# [WHAT YOU HAVE TO DO]
In the records below, print every line unchanged, starting with the line that contains "section-title: 把下面的四字词语补充完整。 [114, 545, 277, 560]" and stopping after the line that contains "section-number: 四、 [75, 545, 101, 560]".

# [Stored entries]
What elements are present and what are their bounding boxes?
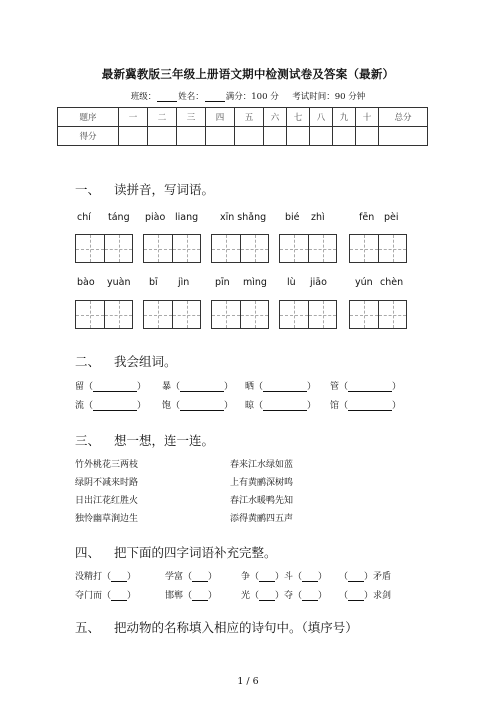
section-title: 把下面的四字词语补充完整。 [114, 545, 277, 560]
poem-line-right[interactable]: 春江水暖鸭先知 [230, 496, 294, 506]
class-blank[interactable] [157, 93, 177, 102]
word-item [75, 398, 146, 411]
pinyin: chí [77, 212, 91, 223]
paren-close: ） [137, 382, 147, 392]
idiom-item [165, 569, 217, 582]
full-score: 满分：100 分 [225, 92, 279, 102]
pinyin: yuàn [107, 277, 131, 288]
paren-close: ） [137, 401, 147, 411]
section-number: 四、 [75, 545, 101, 560]
section-2-heading [75, 352, 177, 370]
word-char: 留（ [75, 382, 94, 392]
paren-open: （ [339, 572, 349, 582]
writing-box[interactable] [349, 234, 407, 263]
paren-open: （ [339, 591, 349, 601]
page-number: 1 / 6 [237, 676, 259, 687]
exam-time: 考试时间：90 分钟 [292, 92, 366, 102]
idiom-item [241, 588, 327, 601]
score-cell[interactable] [119, 127, 148, 146]
score-cell[interactable] [148, 127, 177, 146]
score-cell[interactable] [287, 127, 310, 146]
pinyin: lù [287, 277, 296, 288]
idiom-item [241, 569, 327, 582]
word-item [162, 379, 233, 392]
pinyin: bié [285, 212, 300, 223]
poem-line-right[interactable]: 添得黄鹂四五声 [230, 514, 294, 524]
section-number: 五、 [75, 620, 101, 635]
section-title: 想一想，连一连。 [114, 433, 215, 448]
idiom-text: ）斗（ [275, 572, 303, 582]
idiom-blank[interactable] [111, 572, 127, 582]
word-item [330, 398, 401, 411]
doc-title: 最新冀教版三年级上册语文期中检测试卷及答案（最新） [101, 67, 395, 81]
word-item [162, 398, 233, 411]
idiom-text: ）夺（ [275, 591, 303, 601]
score-header-cell: 四 [206, 108, 235, 127]
score-cell[interactable] [310, 127, 333, 146]
word-blank[interactable] [348, 382, 392, 392]
paren-close: ） [392, 401, 402, 411]
paren-close: ） [318, 572, 328, 582]
section-3-heading [75, 431, 214, 449]
word-blank[interactable] [93, 401, 137, 411]
idiom-item [339, 588, 391, 601]
word-blank[interactable] [180, 382, 224, 392]
paren-close: ） [392, 382, 402, 392]
paren-close: ） [224, 401, 234, 411]
pinyin: táng [108, 212, 130, 223]
pinyin: liang [175, 212, 199, 223]
writing-box[interactable] [75, 300, 133, 329]
pinyin: jìn [178, 277, 190, 288]
score-header-cell: 十 [356, 108, 379, 127]
writing-box[interactable] [211, 300, 269, 329]
score-header-cell: 三 [177, 108, 206, 127]
word-blank[interactable] [93, 382, 137, 392]
paren-close: ） [127, 591, 137, 601]
name-blank[interactable] [205, 93, 225, 102]
score-row-label: 得分 [58, 127, 119, 146]
word-char: 馆（ [330, 401, 349, 411]
score-header-cell: 二 [148, 108, 177, 127]
idiom-text: 邯郸（ [165, 591, 193, 601]
pinyin: fēn [359, 212, 375, 223]
score-cell[interactable] [206, 127, 235, 146]
paren-close: ） [208, 572, 218, 582]
idiom-text: ）矛盾 [364, 572, 392, 582]
writing-box[interactable] [143, 234, 201, 263]
idiom-blank[interactable] [259, 572, 275, 582]
word-item [330, 379, 401, 392]
word-char: 晾（ [245, 401, 264, 411]
idiom-text: 没精打（ [75, 572, 112, 582]
section-number: 一、 [75, 182, 101, 197]
pinyin: chèn [380, 277, 404, 288]
score-header-cell: 九 [333, 108, 356, 127]
idiom-blank[interactable] [259, 591, 275, 601]
paren-close: ） [208, 591, 218, 601]
word-blank[interactable] [348, 401, 392, 411]
idiom-blank[interactable] [348, 572, 364, 582]
section-4-heading [75, 543, 277, 561]
idiom-blank[interactable] [302, 591, 318, 601]
idiom-blank[interactable] [348, 591, 364, 601]
word-char: 流（ [75, 401, 94, 411]
score-table-header-row [58, 108, 428, 127]
score-cell[interactable] [177, 127, 206, 146]
score-cell[interactable] [379, 127, 428, 146]
score-cell[interactable] [264, 127, 287, 146]
section-5-heading [75, 618, 358, 636]
idiom-item [75, 588, 136, 601]
pinyin: mìng [243, 277, 267, 288]
idiom-text: 夺门而（ [75, 591, 112, 601]
poem-line-right[interactable]: 春来江水绿如蓝 [230, 460, 294, 470]
idiom-item [75, 569, 136, 582]
section-number: 二、 [75, 354, 101, 369]
score-header-cell: 八 [310, 108, 333, 127]
word-item [75, 379, 146, 392]
poem-line-left[interactable]: 独怜幽草涧边生 [75, 514, 139, 524]
class-label: 班级： [130, 92, 157, 102]
paren-close: ） [318, 591, 328, 601]
word-item [245, 398, 316, 411]
score-header-cell: 题序 [58, 108, 119, 127]
idiom-blank[interactable] [192, 572, 208, 582]
idiom-blank[interactable] [192, 591, 208, 601]
word-char: 晒（ [245, 382, 264, 392]
writing-box[interactable] [349, 300, 407, 329]
writing-box[interactable] [279, 300, 337, 329]
pinyin: xīn shǎng [220, 212, 267, 223]
idiom-item [165, 588, 217, 601]
section-1-heading [75, 180, 214, 198]
idiom-text: 光（ [241, 591, 260, 601]
idiom-text: 争（ [241, 572, 260, 582]
pinyin: piào [145, 212, 166, 223]
pinyin: zhì [311, 212, 325, 223]
writing-box[interactable] [279, 234, 337, 263]
name-label: 姓名： [178, 92, 204, 102]
idiom-text: 学富（ [165, 572, 193, 582]
score-header-cell: 六 [264, 108, 287, 127]
score-table [57, 107, 428, 146]
exam-info [0, 90, 496, 102]
idiom-text: ）求剑 [364, 591, 392, 601]
word-blank[interactable] [263, 382, 307, 392]
writing-box[interactable] [75, 234, 133, 263]
pinyin: pīn [215, 277, 230, 288]
word-char: 饱（ [162, 401, 181, 411]
poem-line-left[interactable]: 日出江花红胜火 [75, 496, 139, 506]
paren-close: ） [307, 382, 317, 392]
word-blank[interactable] [263, 401, 307, 411]
paren-close: ） [127, 572, 137, 582]
pinyin: bào [77, 277, 95, 288]
score-header-cell: 总分 [379, 108, 428, 127]
score-header-cell: 一 [119, 108, 148, 127]
score-header-cell: 五 [235, 108, 264, 127]
pinyin: yún [355, 277, 373, 288]
score-cell[interactable] [333, 127, 356, 146]
idiom-item [339, 569, 391, 582]
idiom-blank[interactable] [111, 591, 127, 601]
section-title: 读拼音，写词语。 [114, 182, 215, 197]
pinyin: pèi [384, 212, 399, 223]
word-char: 暴（ [162, 382, 181, 392]
score-table-score-row [58, 127, 428, 146]
score-header-cell: 七 [287, 108, 310, 127]
poem-line-right[interactable]: 上有黄鹂深树鸣 [230, 478, 294, 488]
score-cell[interactable] [235, 127, 264, 146]
writing-box[interactable] [143, 300, 201, 329]
poem-line-left[interactable]: 竹外桃花三两枝 [75, 460, 139, 470]
pinyin: jiāo [310, 277, 327, 288]
word-char: 管（ [330, 382, 349, 392]
poem-line-left[interactable]: 绿阴不减来时路 [75, 478, 139, 488]
score-cell[interactable] [356, 127, 379, 146]
writing-box[interactable] [211, 234, 269, 263]
paren-close: ） [307, 401, 317, 411]
section-title: 把动物的名称填入相应的诗句中。（填序号） [114, 620, 358, 635]
word-blank[interactable] [180, 401, 224, 411]
section-title: 我会组词。 [114, 354, 177, 369]
paren-close: ） [224, 382, 234, 392]
section-number: 三、 [75, 433, 101, 448]
idiom-blank[interactable] [302, 572, 318, 582]
pinyin: bī [149, 277, 158, 288]
word-item [245, 379, 316, 392]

# [TASK SOLUTION]
section-title: 把下面的四字词语补充完整。 [114, 545, 277, 560]
poem-line-right[interactable]: 春江水暖鸭先知 [230, 496, 294, 506]
class-blank[interactable] [157, 93, 177, 102]
word-item [75, 398, 146, 411]
pinyin: chí [77, 212, 91, 223]
paren-close: ） [137, 382, 147, 392]
idiom-item [165, 569, 217, 582]
full-score: 满分：100 分 [225, 92, 279, 102]
pinyin: yuàn [107, 277, 131, 288]
paren-close: ） [137, 401, 147, 411]
section-number: 四、 [75, 545, 101, 560]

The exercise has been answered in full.